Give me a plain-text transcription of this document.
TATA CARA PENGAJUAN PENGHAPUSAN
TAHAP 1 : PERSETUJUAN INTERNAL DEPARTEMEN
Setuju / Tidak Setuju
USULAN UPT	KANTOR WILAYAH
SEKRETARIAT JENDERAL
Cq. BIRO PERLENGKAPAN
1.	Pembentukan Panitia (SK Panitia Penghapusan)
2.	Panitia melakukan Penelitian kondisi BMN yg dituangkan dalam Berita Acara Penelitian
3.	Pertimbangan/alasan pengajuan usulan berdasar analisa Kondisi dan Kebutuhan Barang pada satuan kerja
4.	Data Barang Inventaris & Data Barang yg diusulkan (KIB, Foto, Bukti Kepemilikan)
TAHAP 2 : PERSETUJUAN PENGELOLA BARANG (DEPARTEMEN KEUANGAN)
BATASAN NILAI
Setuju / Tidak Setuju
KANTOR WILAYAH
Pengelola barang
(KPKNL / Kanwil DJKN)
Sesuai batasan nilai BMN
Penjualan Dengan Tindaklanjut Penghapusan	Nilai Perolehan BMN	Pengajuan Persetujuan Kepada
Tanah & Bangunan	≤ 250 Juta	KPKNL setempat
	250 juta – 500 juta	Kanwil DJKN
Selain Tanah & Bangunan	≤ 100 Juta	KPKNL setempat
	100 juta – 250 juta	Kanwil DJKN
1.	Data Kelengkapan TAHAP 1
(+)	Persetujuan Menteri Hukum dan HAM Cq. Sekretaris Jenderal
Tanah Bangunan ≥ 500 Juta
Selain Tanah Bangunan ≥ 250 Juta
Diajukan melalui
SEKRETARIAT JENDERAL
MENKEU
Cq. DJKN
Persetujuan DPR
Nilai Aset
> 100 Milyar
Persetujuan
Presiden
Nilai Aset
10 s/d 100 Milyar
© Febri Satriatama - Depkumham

···

* [Required task]
Here, the records must be output exactly and in full.

* [Final result]
Give me a plain-text transcription of this document.
TATA CARA PENGAJUAN PENGHAPUSAN
TAHAP 1 : PERSETUJUAN INTERNAL DEPARTEMEN
Setuju / Tidak Setuju
USULAN UPT	KANTOR WILAYAH
SEKRETARIAT JENDERAL
Cq. BIRO PERLENGKAPAN
1.	Pembentukan Panitia (SK Panitia Penghapusan)
2.	Panitia melakukan Penelitian kondisi BMN yg dituangkan dalam Berita Acara Penelitian
3.	Pertimbangan/alasan pengajuan usulan berdasar analisa Kondisi dan Kebutuhan Barang pada satuan kerja
4.	Data Barang Inventaris & Data Barang yg diusulkan (KIB, Foto, Bukti Kepemilikan)
TAHAP 2 : PERSETUJUAN PENGELOLA BARANG (DEPARTEMEN KEUANGAN)
BATASAN NILAI
Setuju / Tidak Setuju
KANTOR WILAYAH
Pengelola barang
(KPKNL / Kanwil DJKN)
Sesuai batasan nilai BMN
Penjualan Dengan Tindaklanjut Penghapusan	Nilai Perolehan BMN	Pengajuan Persetujuan Kepada
Tanah & Bangunan	≤ 250 Juta	KPKNL setempat
	250 juta – 500 juta	Kanwil DJKN
Selain Tanah & Bangunan	≤ 100 Juta	KPKNL setempat
	100 juta – 250 juta	Kanwil DJKN
1.	Data Kelengkapan TAHAP 1
(+)	Persetujuan Menteri Hukum dan HAM Cq. Sekretaris Jenderal
Tanah Bangunan ≥ 500 Juta
Selain Tanah Bangunan ≥ 250 Juta
Diajukan melalui
SEKRETARIAT JENDERAL
MENKEU
Cq. DJKN
Persetujuan DPR
Nilai Aset
> 100 Milyar
Persetujuan
Presiden
Nilai Aset
10 s/d 100 Milyar
© Febri Satriatama - Depkumham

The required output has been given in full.